Stored entries:

★ ★ ★ ★ ★ ★ ★

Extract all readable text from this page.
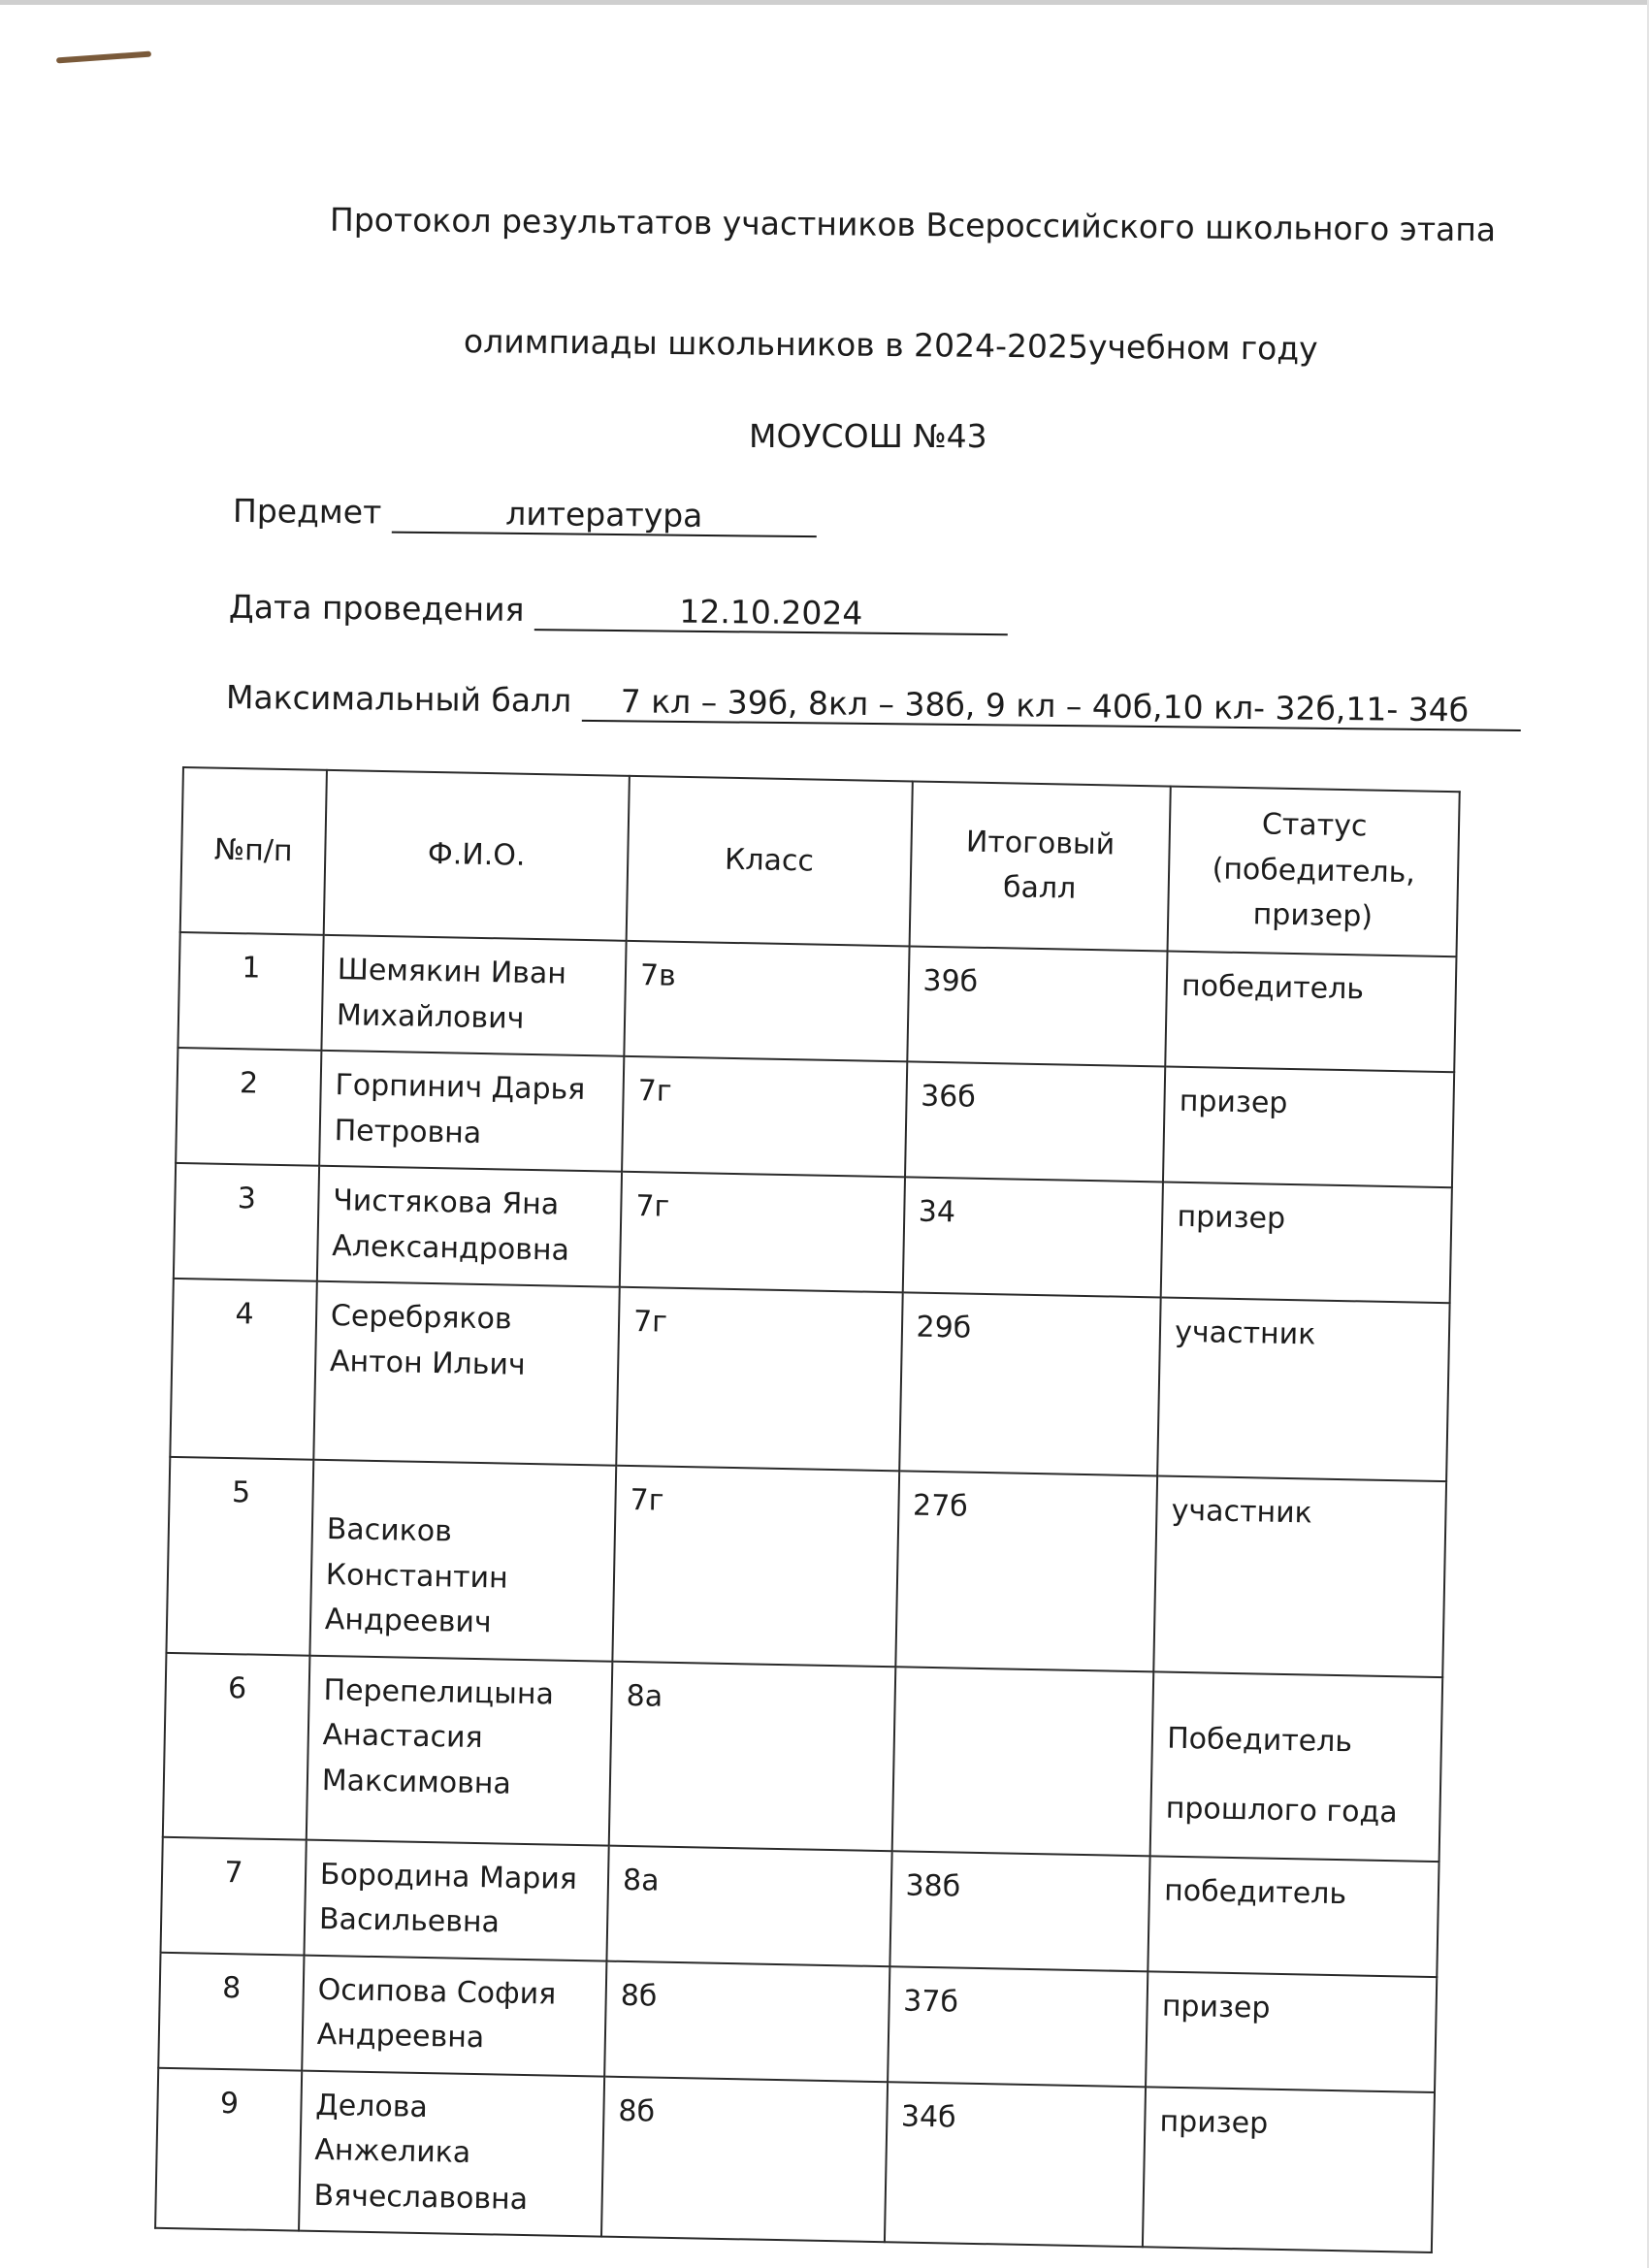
Протокол результатов участников Всероссийского школьного этапа
олимпиады школьников в 2024-2025учебном году
МОУСОШ №43
Предмет	литература
Дата проведения	12.10.2024
Максимальный балл 7 кл – 39б, 8кл – 38б, 9 кл – 40б,10 кл- 32б,11- 34б
№п/п	Ф.И.О.	Класс	Итоговый балл	Статус (победитель, призер)
1	Шемякин Иван Михайлович	7в	39б	победитель
2	Горпинич Дарья Петровна	7г	36б	призер
3	Чистякова Яна Александровна	7г	34	призер
4	Серебряков Антон Ильич	7г	29б	участник
5	Васиков Константин Андреевич	7г	27б	участник
6	Перепелицына Анастасия Максимовна	8а		Победитель прошлого года

7	Бородина Мария Васильевна	8а	38б	победитель
8	Осипова София Андреевна	8б	37б	призер
9	Делова Анжелика Вячеславовна	8б	34б	призер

★ ★ ★ ★ ★ ★ ★

Given task: Within the listing above, find every line containing the string "призер" and return it.

Response for this exercise:
№п/п	Ф.И.О.	Класс	Итоговый балл	Статус (победитель, призер)
2	Горпинич Дарья Петровна	7г	36б	призер
3	Чистякова Яна Александровна	7г	34	призер
8	Осипова София Андреевна	8б	37б	призер
9	Делова Анжелика Вячеславовна	8б	34б	призер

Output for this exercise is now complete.